+++ Dataset entries

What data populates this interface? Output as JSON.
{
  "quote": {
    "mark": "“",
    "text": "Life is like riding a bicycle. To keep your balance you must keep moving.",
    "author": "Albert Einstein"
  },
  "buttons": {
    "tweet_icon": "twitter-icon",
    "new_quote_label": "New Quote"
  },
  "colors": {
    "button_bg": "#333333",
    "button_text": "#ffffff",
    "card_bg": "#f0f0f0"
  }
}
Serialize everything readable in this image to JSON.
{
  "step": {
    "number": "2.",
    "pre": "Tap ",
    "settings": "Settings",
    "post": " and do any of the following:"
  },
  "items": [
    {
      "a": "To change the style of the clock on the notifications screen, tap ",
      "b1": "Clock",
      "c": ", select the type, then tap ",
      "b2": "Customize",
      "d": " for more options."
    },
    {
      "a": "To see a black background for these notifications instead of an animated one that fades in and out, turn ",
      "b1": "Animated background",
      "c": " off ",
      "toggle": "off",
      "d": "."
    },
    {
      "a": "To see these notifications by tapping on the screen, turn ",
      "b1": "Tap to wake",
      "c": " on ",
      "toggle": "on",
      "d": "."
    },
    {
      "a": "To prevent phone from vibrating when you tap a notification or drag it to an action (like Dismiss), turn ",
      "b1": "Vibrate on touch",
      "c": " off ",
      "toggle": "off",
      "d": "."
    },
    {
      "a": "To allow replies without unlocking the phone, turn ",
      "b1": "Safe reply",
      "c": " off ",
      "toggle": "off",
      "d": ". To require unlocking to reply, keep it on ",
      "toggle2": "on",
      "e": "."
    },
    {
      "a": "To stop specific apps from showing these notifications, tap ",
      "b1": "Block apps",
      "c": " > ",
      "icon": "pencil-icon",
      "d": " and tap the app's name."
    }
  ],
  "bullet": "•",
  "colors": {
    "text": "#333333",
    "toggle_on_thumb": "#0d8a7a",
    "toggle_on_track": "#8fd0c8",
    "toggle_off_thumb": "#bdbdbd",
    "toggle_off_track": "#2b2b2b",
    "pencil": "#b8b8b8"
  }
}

++++++

Write out every entry again, keeping each line exactly the same.

What data populates this interface? Output as JSON.
{
  "quote": {
    "mark": "“",
    "text": "Life is like riding a bicycle. To keep your balance you must keep moving.",
    "author": "Albert Einstein"
  },
  "buttons": {
    "tweet_icon": "twitter-icon",
    "new_quote_label": "New Quote"
  },
  "colors": {
    "button_bg": "#333333",
    "button_text": "#ffffff",
    "card_bg": "#f0f0f0"
  }
}
Serialize everything readable in this image to JSON.
{
  "step": {
    "number": "2.",
    "pre": "Tap ",
    "settings": "Settings",
    "post": " and do any of the following:"
  },
  "items": [
    {
      "a": "To change the style of the clock on the notifications screen, tap ",
      "b1": "Clock",
      "c": ", select the type, then tap ",
      "b2": "Customize",
      "d": " for more options."
    },
    {
      "a": "To see a black background for these notifications instead of an animated one that fades in and out, turn ",
      "b1": "Animated background",
      "c": " off ",
      "toggle": "off",
      "d": "."
    },
    {
      "a": "To see these notifications by tapping on the screen, turn ",
      "b1": "Tap to wake",
      "c": " on ",
      "toggle": "on",
      "d": "."
    },
    {
      "a": "To prevent phone from vibrating when you tap a notification or drag it to an action (like Dismiss), turn ",
      "b1": "Vibrate on touch",
      "c": " off ",
      "toggle": "off",
      "d": "."
    },
    {
      "a": "To allow replies without unlocking the phone, turn ",
      "b1": "Safe reply",
      "c": " off ",
      "toggle": "off",
      "d": ". To require unlocking to reply, keep it on ",
      "toggle2": "on",
      "e": "."
    },
    {
      "a": "To stop specific apps from showing these notifications, tap ",
      "b1": "Block apps",
      "c": " > ",
      "icon": "pencil-icon",
      "d": " and tap the app's name."
    }
  ],
  "bullet": "•",
  "colors": {
    "text": "#333333",
    "toggle_on_thumb": "#0d8a7a",
    "toggle_on_track": "#8fd0c8",
    "toggle_off_thumb": "#bdbdbd",
    "toggle_off_track": "#2b2b2b",
    "pencil": "#b8b8b8"
  }
}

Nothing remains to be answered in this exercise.